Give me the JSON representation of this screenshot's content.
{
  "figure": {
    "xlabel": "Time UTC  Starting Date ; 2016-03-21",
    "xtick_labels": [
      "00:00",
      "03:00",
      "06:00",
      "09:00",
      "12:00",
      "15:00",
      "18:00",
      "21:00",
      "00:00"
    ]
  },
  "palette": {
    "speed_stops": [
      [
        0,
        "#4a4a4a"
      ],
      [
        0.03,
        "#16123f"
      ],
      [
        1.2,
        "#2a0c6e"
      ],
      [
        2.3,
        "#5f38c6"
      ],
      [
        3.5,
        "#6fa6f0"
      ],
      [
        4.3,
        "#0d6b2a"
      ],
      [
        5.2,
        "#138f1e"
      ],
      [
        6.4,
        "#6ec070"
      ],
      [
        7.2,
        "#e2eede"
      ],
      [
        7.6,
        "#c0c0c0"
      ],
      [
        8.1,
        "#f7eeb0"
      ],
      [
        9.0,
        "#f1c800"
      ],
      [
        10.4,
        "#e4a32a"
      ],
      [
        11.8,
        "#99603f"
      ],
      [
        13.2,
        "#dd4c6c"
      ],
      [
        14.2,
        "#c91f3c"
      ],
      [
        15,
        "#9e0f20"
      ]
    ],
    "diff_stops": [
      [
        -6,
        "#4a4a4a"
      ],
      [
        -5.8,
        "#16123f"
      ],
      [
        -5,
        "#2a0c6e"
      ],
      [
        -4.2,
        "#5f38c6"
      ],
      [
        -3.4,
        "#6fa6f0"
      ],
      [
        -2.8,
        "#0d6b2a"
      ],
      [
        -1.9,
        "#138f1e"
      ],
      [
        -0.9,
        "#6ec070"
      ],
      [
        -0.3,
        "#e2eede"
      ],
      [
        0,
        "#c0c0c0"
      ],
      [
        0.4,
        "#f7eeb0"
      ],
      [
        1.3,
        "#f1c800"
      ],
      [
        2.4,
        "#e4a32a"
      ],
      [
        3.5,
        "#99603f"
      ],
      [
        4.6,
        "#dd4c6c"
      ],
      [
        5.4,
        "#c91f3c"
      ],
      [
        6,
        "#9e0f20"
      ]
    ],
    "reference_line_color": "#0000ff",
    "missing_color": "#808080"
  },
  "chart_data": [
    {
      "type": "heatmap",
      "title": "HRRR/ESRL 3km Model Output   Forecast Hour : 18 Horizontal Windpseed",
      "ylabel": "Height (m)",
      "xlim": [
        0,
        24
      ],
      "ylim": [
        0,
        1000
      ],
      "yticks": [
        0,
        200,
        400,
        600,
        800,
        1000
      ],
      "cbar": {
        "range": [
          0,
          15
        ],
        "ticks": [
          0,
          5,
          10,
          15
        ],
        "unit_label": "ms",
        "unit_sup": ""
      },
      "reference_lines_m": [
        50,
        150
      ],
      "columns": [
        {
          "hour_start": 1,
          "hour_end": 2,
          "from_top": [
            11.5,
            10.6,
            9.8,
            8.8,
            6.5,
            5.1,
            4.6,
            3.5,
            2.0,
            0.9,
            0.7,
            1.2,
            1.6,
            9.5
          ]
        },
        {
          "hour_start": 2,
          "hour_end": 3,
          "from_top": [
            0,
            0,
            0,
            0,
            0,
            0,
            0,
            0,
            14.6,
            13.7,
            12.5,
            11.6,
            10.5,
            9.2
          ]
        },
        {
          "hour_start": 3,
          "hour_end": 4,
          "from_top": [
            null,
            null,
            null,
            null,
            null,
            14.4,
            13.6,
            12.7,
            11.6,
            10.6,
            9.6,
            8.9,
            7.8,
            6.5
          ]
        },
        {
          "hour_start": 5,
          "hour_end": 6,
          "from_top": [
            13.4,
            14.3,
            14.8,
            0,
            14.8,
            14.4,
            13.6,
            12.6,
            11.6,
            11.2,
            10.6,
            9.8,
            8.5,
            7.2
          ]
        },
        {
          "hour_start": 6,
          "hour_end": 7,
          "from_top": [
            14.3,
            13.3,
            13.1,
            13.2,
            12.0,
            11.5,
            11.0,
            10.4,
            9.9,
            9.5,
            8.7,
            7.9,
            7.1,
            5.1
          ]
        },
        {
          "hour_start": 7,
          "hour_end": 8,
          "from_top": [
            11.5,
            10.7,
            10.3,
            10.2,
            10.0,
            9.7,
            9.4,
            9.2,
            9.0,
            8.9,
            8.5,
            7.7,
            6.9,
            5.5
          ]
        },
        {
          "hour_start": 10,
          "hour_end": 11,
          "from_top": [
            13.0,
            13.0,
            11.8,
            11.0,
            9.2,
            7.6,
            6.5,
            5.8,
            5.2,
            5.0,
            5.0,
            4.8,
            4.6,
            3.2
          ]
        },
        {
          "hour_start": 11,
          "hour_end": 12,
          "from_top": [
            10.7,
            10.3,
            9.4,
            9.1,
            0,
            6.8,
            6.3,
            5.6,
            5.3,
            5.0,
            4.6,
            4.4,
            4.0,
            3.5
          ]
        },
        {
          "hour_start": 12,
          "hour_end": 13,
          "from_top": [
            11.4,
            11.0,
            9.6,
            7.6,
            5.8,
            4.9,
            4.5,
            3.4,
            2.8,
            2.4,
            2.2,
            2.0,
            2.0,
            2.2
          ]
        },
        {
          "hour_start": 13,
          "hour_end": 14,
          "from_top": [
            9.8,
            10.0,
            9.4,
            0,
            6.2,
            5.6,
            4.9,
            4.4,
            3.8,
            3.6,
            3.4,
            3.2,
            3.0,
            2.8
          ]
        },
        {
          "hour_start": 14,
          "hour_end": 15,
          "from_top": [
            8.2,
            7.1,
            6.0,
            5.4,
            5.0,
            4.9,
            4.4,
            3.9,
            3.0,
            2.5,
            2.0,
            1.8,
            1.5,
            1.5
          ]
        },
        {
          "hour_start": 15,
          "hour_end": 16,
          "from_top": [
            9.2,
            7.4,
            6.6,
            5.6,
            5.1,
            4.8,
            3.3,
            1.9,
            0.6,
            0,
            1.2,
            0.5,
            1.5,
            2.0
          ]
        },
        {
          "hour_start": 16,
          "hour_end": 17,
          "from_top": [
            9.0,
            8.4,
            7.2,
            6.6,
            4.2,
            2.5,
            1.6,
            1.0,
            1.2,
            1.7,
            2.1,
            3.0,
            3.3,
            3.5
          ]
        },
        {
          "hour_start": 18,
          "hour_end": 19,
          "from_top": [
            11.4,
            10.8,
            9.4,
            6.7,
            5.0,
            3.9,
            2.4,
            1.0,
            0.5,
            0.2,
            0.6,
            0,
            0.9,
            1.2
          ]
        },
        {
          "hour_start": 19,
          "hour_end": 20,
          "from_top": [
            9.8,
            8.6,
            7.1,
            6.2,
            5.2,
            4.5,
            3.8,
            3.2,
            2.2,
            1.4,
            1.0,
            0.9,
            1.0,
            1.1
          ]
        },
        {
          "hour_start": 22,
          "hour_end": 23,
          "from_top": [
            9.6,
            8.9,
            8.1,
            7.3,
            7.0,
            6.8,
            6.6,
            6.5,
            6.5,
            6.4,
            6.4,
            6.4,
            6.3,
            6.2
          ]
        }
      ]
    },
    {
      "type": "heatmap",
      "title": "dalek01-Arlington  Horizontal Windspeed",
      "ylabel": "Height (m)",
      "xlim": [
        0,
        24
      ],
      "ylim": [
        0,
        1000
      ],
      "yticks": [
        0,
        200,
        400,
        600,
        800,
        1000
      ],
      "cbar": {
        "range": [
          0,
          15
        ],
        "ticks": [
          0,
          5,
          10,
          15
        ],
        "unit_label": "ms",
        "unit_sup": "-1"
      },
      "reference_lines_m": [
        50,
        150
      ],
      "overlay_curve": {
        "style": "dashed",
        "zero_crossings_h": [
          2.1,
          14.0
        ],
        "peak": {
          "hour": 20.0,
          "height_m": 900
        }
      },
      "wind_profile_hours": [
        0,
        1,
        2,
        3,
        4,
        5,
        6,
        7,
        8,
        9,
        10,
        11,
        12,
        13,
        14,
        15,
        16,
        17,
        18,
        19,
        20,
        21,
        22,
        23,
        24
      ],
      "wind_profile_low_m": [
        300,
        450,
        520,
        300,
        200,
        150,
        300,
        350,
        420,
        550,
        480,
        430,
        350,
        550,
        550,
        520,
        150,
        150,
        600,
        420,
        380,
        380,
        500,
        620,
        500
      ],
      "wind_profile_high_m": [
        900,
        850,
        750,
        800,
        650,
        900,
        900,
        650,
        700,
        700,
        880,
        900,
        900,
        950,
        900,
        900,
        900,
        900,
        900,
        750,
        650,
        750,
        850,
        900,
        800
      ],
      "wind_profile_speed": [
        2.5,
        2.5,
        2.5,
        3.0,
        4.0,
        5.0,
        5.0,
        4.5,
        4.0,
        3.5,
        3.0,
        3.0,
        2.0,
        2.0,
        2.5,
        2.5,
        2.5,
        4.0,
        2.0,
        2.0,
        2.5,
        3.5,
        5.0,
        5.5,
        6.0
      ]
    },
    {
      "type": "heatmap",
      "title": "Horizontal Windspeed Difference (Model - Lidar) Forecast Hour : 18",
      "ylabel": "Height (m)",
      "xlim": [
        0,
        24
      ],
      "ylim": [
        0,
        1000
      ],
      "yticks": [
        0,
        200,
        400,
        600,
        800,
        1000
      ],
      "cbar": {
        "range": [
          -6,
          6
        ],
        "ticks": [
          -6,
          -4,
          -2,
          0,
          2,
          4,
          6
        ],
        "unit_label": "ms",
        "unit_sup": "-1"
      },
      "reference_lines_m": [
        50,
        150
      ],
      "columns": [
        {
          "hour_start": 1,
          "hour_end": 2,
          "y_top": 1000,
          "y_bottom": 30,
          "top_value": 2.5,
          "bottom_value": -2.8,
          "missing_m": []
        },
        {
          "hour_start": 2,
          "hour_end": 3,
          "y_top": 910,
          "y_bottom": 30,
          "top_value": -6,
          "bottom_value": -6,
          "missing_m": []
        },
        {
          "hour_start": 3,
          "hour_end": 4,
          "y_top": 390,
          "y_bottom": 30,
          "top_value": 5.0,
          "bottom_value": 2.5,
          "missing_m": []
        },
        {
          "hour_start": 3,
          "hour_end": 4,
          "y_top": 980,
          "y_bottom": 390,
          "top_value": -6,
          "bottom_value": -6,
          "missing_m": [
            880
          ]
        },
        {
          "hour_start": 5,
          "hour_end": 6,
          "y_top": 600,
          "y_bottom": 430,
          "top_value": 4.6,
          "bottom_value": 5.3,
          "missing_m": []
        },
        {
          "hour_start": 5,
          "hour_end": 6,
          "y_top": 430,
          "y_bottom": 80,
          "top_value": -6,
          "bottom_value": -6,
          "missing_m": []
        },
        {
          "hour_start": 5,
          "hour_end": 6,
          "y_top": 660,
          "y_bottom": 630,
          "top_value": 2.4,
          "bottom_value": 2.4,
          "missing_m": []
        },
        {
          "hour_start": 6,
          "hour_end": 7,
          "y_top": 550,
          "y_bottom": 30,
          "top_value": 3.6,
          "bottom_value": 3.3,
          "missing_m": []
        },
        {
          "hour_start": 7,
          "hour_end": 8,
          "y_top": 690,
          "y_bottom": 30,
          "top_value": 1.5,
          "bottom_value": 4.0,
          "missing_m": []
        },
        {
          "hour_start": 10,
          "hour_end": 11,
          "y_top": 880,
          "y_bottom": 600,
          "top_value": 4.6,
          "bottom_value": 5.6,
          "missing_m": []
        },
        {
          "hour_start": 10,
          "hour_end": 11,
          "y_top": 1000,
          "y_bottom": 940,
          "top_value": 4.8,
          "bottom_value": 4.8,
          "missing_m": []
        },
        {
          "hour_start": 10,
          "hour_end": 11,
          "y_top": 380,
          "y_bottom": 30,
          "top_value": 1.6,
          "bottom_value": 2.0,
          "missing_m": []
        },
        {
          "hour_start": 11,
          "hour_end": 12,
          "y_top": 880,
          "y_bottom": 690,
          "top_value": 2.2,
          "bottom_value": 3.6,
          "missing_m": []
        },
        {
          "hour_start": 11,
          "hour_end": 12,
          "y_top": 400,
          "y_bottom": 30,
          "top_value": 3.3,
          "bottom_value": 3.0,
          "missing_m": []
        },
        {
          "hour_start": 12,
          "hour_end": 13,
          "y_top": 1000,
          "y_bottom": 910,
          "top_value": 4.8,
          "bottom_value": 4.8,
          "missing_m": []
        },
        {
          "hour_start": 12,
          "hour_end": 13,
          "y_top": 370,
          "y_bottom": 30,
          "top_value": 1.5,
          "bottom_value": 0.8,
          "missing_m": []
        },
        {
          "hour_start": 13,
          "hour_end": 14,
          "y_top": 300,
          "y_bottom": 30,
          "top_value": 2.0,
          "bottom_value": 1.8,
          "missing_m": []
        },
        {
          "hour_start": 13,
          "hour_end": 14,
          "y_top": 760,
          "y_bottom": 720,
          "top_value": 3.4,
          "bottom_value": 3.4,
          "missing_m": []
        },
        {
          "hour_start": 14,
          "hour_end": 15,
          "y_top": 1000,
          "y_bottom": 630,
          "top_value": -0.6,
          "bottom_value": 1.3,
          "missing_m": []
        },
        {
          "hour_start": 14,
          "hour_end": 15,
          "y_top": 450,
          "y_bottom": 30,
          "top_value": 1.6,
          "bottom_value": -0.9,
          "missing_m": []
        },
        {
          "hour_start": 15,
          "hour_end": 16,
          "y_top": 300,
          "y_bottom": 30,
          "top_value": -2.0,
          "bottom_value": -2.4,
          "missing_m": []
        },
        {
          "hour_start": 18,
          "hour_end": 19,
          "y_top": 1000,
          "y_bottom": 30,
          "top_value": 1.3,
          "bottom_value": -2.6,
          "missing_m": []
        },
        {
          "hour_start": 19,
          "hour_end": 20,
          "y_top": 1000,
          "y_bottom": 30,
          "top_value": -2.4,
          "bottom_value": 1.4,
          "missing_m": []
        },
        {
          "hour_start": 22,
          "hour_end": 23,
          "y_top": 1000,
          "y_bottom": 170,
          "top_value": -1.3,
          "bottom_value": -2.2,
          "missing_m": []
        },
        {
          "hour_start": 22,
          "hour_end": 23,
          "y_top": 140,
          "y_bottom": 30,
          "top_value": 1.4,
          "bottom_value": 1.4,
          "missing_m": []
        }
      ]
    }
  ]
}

What to do:
Locate the lines above that hold the word "Windspeed". Show every one of them.

In response:
      "title": "dalek01-Arlington  Horizontal Windspeed",
      "title": "Horizontal Windspeed Difference (Model - Lidar) Forecast Hour : 18",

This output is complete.